— BEGIN PROVIDED ENTRIES —

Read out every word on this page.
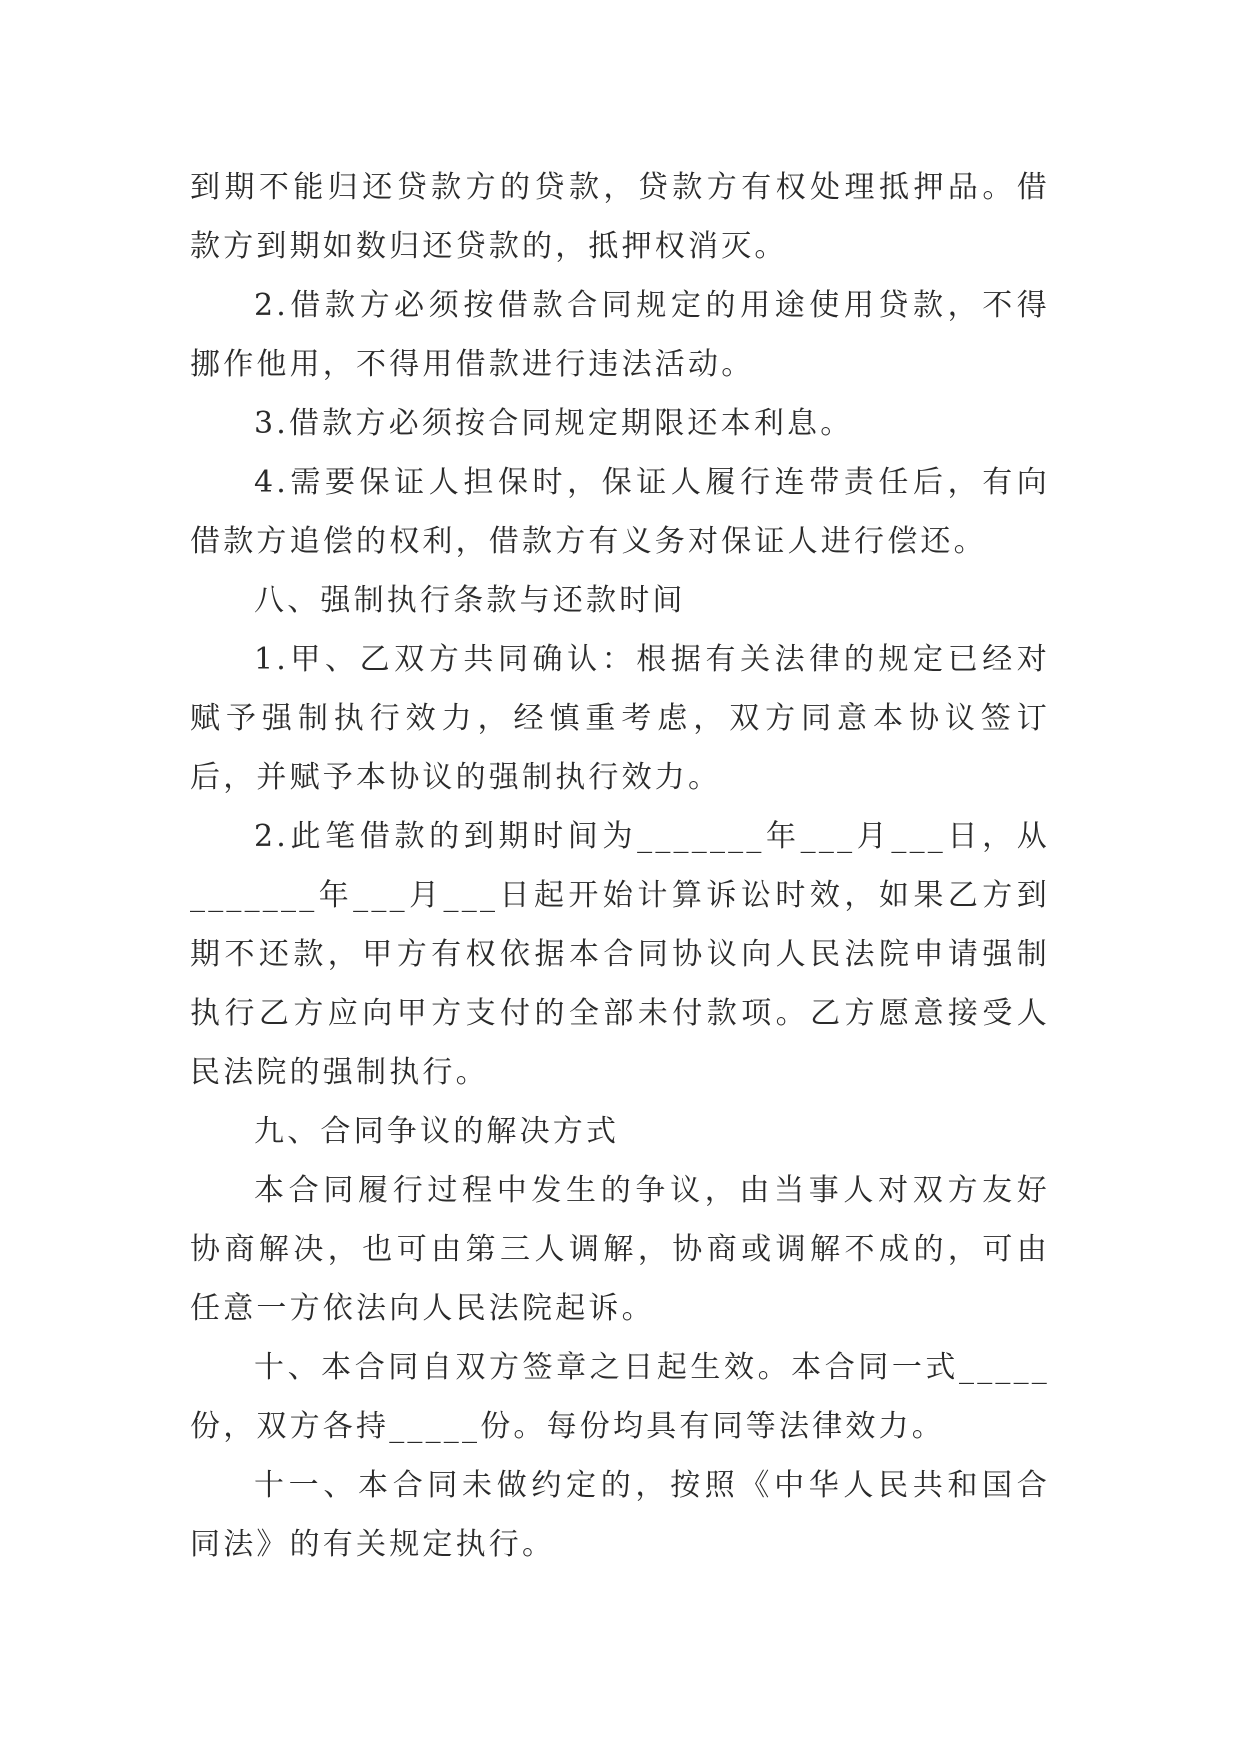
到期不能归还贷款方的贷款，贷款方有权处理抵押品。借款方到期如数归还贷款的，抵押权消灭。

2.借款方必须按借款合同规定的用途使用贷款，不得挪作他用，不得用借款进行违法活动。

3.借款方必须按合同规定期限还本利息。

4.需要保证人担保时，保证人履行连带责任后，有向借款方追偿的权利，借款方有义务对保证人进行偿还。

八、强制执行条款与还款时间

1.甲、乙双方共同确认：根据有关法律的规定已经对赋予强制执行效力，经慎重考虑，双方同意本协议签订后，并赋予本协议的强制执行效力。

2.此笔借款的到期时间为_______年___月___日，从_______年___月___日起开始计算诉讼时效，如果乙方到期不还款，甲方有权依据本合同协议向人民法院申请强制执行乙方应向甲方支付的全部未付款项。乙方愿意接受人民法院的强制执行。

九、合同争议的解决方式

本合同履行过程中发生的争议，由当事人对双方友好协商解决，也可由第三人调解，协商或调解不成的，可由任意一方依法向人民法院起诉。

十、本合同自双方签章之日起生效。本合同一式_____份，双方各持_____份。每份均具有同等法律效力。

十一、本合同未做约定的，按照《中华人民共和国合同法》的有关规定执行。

— END PROVIDED ENTRIES —
— BEGIN PROVIDED ENTRIES —

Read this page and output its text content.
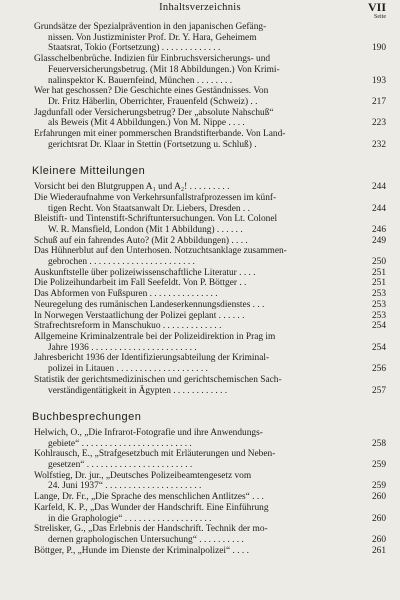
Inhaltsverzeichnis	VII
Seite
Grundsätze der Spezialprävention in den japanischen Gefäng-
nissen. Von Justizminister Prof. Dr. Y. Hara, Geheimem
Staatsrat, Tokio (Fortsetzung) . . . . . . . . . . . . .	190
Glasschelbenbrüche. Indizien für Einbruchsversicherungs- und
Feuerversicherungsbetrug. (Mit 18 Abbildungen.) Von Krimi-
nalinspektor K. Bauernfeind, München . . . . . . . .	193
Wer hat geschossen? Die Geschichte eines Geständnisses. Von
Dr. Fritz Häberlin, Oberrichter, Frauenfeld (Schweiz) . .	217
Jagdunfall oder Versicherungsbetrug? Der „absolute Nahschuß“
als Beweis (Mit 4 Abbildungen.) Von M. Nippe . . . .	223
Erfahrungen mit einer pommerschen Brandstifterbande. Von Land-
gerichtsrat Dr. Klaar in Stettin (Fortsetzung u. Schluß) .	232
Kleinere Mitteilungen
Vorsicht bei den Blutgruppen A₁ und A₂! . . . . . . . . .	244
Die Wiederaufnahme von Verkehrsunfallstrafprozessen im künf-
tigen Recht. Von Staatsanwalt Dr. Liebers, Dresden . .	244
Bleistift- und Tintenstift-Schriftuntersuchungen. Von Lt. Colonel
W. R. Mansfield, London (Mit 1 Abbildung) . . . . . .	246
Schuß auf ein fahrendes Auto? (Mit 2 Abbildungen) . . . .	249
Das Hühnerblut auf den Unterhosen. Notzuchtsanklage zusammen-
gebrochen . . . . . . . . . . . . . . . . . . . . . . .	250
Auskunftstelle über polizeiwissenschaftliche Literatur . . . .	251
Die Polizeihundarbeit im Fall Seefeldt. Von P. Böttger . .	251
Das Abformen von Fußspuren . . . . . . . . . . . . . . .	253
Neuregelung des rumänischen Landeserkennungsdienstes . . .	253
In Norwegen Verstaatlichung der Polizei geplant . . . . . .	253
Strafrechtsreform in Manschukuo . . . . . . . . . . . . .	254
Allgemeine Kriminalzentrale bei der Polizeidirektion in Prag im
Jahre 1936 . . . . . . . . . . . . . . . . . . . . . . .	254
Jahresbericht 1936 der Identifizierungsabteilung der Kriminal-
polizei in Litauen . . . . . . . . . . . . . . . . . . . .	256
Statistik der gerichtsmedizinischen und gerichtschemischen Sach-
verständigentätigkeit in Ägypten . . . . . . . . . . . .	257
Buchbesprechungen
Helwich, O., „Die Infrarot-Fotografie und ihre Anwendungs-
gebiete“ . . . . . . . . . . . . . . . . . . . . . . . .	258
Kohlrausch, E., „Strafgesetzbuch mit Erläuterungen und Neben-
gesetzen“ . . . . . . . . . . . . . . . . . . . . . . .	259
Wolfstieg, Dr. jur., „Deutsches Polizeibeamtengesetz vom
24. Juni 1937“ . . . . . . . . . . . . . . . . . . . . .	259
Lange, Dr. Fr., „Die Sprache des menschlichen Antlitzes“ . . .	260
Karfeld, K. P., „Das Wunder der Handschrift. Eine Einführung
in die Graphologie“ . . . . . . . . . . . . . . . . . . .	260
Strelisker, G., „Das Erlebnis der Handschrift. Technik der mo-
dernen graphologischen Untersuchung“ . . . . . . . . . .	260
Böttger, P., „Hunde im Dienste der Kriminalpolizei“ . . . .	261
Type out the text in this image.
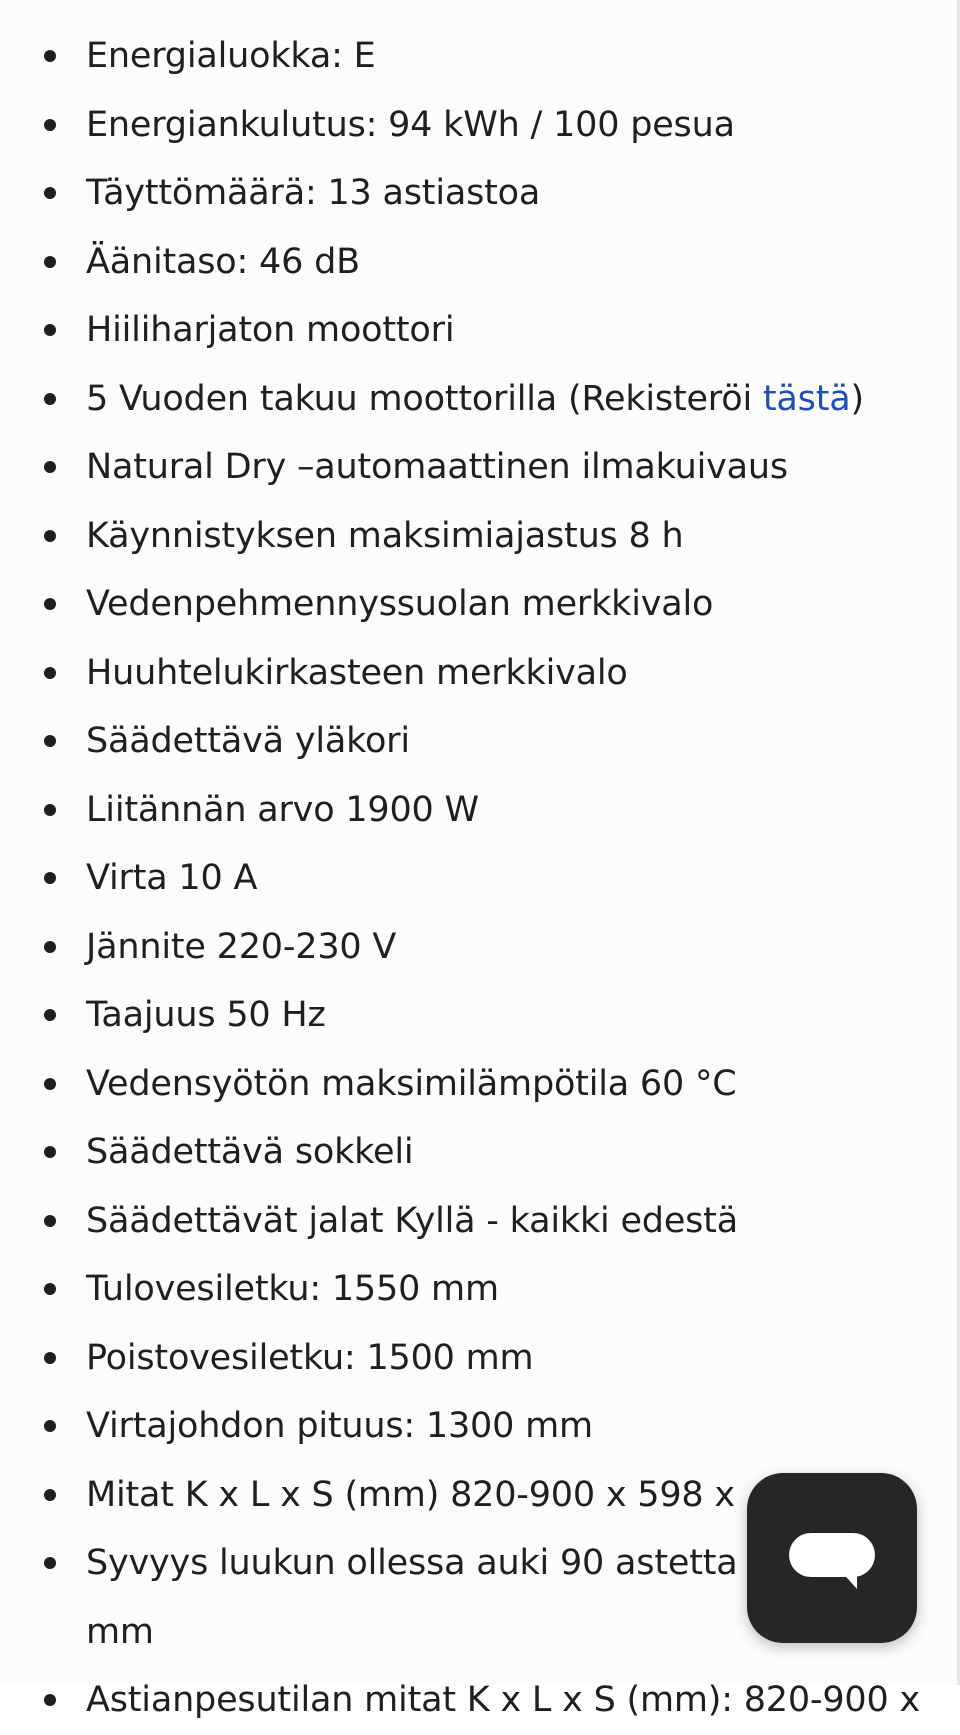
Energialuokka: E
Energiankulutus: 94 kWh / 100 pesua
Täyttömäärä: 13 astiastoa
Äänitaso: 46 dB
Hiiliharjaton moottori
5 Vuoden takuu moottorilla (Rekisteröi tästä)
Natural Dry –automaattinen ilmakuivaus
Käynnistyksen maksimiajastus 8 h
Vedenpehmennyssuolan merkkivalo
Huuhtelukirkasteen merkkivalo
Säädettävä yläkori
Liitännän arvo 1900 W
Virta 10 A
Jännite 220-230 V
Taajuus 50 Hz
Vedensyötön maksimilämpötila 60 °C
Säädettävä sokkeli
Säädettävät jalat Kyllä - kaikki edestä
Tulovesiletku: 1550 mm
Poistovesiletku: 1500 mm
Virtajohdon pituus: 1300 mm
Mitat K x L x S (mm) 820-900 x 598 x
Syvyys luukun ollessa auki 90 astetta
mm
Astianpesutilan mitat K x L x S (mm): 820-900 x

— END PROVIDED ENTRIES —
— BEGIN PROVIDED ENTRIES —

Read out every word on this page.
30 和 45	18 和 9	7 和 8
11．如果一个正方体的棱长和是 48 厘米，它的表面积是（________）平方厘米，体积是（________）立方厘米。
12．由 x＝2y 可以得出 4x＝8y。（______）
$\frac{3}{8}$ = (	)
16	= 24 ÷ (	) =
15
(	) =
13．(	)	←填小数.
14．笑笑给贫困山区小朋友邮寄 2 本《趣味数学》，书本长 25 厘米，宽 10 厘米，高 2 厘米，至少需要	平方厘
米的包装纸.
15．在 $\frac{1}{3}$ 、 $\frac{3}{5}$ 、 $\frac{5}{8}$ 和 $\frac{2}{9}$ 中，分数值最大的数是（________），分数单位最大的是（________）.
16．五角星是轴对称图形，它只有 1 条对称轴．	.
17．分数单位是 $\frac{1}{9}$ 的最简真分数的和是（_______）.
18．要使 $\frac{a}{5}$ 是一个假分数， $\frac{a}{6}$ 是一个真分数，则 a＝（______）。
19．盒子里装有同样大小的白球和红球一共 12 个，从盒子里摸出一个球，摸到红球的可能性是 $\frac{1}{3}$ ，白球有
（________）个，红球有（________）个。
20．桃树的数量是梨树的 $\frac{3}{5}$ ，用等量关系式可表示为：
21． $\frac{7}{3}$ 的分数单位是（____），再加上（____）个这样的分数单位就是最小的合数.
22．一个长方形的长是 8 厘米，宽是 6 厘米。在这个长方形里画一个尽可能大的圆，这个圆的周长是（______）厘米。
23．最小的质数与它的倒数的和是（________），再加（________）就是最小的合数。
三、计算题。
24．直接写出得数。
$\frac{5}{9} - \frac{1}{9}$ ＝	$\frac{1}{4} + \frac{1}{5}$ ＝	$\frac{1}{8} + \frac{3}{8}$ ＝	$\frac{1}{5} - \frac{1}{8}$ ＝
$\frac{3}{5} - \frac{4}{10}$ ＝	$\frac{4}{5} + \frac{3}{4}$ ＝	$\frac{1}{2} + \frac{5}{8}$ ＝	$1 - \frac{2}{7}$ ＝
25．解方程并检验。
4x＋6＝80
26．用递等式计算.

— END PROVIDED ENTRIES —

The records are above. How many lines in them contain the word "merkkivalo"? Give the number alone.

2